= The request =
Show all lines from the data that include the word "type".

>> begin Input

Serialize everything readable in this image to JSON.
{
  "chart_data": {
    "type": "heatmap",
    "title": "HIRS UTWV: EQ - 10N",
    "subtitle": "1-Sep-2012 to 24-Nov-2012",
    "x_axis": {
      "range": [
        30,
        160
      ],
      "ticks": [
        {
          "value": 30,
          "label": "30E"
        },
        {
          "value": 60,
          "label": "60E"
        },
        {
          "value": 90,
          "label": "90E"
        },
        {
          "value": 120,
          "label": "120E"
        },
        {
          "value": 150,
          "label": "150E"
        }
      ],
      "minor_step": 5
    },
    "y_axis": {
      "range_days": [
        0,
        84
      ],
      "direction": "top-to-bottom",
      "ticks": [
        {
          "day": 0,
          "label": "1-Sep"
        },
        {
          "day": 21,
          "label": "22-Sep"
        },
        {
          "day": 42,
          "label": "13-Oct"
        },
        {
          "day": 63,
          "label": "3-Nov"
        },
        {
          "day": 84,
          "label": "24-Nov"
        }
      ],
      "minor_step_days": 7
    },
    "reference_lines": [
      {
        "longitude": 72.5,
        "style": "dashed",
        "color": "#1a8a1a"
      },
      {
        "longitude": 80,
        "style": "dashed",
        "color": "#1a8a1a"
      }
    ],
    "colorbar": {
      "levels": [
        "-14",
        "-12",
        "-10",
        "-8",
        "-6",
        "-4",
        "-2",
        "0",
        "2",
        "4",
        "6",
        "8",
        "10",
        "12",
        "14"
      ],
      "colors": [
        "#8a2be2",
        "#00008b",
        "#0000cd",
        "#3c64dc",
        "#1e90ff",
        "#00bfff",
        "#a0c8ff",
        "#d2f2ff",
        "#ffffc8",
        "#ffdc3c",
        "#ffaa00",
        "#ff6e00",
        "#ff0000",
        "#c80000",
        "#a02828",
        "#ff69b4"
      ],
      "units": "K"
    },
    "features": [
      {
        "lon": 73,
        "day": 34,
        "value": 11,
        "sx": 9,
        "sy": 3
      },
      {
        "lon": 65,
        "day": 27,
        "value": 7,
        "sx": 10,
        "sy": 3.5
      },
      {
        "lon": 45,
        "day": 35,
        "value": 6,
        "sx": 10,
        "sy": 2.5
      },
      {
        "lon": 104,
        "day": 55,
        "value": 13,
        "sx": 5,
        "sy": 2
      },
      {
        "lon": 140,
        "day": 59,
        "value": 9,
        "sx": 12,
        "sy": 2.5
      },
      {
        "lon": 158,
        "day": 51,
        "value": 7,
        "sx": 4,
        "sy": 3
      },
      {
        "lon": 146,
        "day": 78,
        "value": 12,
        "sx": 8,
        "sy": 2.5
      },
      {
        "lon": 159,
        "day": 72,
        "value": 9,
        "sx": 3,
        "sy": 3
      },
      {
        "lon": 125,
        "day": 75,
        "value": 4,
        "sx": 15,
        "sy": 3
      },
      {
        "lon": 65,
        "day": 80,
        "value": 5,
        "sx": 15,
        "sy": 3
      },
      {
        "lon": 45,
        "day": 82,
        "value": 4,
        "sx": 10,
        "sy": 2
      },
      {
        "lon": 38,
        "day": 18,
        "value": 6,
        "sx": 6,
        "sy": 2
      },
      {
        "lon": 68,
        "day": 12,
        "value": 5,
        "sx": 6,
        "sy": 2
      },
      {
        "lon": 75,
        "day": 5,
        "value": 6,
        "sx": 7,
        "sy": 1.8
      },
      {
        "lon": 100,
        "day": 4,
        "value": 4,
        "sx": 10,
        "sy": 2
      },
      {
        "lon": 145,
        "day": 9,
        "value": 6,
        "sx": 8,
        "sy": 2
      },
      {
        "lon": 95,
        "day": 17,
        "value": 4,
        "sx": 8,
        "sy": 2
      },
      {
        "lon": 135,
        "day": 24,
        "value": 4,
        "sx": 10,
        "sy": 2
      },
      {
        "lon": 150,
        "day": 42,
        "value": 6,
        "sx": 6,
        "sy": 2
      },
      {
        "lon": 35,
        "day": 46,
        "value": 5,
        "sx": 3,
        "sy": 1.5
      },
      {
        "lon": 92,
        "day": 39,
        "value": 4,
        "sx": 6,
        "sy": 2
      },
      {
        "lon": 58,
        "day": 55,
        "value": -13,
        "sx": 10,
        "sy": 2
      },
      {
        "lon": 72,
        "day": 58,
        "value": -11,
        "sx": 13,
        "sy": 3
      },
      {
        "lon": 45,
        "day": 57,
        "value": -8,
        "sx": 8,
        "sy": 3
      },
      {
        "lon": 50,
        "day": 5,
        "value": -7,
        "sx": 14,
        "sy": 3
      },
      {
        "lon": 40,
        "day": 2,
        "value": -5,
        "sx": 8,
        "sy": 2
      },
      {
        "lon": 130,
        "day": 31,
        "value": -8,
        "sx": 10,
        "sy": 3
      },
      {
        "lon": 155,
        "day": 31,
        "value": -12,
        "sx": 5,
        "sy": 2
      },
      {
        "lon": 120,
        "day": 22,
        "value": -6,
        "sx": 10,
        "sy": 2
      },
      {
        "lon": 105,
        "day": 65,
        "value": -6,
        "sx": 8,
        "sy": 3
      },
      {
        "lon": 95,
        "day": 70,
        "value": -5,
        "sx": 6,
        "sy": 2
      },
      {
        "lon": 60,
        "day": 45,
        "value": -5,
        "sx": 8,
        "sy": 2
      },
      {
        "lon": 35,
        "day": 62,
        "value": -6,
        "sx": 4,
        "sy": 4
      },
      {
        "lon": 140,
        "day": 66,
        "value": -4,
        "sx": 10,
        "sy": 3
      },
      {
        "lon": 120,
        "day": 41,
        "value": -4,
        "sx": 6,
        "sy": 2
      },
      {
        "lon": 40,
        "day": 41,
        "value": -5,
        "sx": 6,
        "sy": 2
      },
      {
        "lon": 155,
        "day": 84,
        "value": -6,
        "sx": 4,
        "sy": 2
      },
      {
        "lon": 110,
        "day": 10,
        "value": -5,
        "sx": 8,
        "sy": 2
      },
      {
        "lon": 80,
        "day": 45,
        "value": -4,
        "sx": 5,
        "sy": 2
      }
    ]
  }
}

>> end Input
>> begin Input

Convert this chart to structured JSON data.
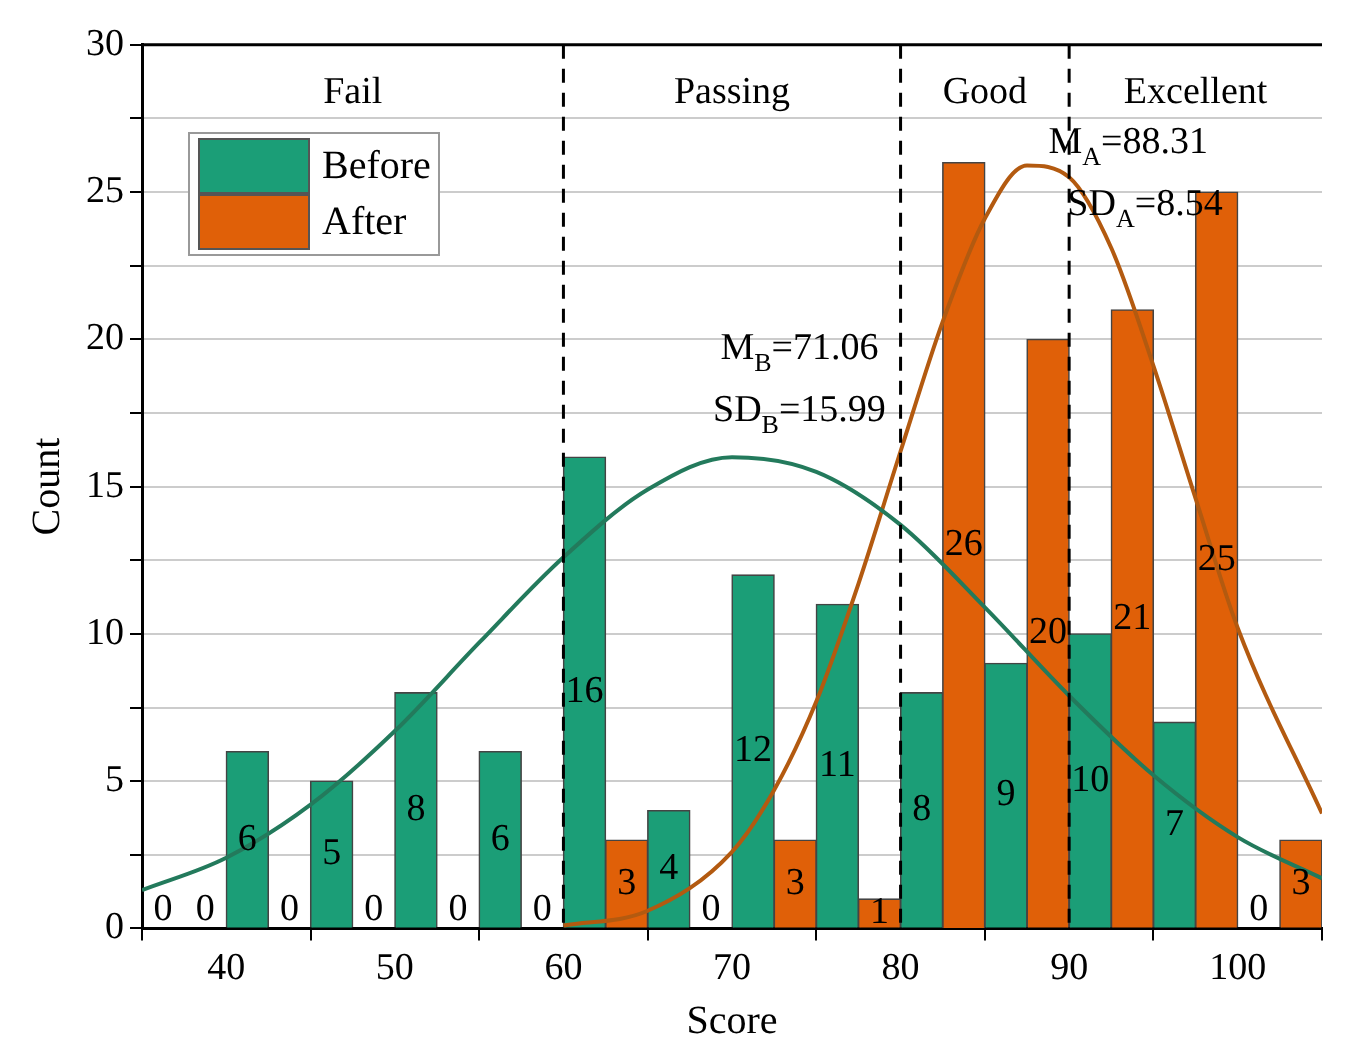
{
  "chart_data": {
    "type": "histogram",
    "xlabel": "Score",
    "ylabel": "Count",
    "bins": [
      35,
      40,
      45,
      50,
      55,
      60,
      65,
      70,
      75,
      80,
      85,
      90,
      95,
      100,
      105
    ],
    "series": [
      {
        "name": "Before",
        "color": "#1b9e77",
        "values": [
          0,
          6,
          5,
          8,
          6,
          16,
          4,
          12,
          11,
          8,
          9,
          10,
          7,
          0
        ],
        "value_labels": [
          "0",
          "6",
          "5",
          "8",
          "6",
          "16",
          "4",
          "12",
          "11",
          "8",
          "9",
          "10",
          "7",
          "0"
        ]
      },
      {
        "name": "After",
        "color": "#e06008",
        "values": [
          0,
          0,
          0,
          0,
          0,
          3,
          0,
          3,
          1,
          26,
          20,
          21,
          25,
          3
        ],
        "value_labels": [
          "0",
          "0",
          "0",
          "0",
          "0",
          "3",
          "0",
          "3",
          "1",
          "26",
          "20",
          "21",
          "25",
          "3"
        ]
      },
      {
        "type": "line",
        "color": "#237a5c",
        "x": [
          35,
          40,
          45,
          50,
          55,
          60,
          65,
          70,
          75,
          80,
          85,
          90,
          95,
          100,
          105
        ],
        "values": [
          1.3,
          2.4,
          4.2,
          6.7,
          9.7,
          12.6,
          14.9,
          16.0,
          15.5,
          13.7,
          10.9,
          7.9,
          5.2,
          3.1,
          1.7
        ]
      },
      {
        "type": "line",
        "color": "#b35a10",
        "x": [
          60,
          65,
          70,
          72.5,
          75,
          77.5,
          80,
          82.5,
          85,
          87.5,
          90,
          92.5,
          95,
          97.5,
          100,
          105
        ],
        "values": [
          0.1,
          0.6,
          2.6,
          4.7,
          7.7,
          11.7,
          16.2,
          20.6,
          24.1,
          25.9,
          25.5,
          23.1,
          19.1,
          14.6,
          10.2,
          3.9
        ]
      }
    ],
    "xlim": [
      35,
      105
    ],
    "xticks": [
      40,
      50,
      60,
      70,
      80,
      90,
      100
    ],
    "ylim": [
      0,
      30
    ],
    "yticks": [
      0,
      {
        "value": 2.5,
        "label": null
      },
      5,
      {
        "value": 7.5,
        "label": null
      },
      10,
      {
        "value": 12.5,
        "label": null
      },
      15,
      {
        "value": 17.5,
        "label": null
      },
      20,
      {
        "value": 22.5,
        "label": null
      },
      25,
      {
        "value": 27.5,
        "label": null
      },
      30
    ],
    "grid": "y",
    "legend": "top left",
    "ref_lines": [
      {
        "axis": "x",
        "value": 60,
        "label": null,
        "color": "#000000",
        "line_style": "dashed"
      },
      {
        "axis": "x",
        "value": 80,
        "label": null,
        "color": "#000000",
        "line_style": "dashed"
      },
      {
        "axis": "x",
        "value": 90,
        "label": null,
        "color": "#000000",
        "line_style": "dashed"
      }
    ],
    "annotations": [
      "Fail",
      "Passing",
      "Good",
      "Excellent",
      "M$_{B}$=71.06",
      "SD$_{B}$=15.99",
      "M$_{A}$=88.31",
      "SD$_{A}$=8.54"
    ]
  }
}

>> end Input

= Correct result =
    "type": "heatmap",
    "type": "histogram",
        "type": "line",
        "type": "line",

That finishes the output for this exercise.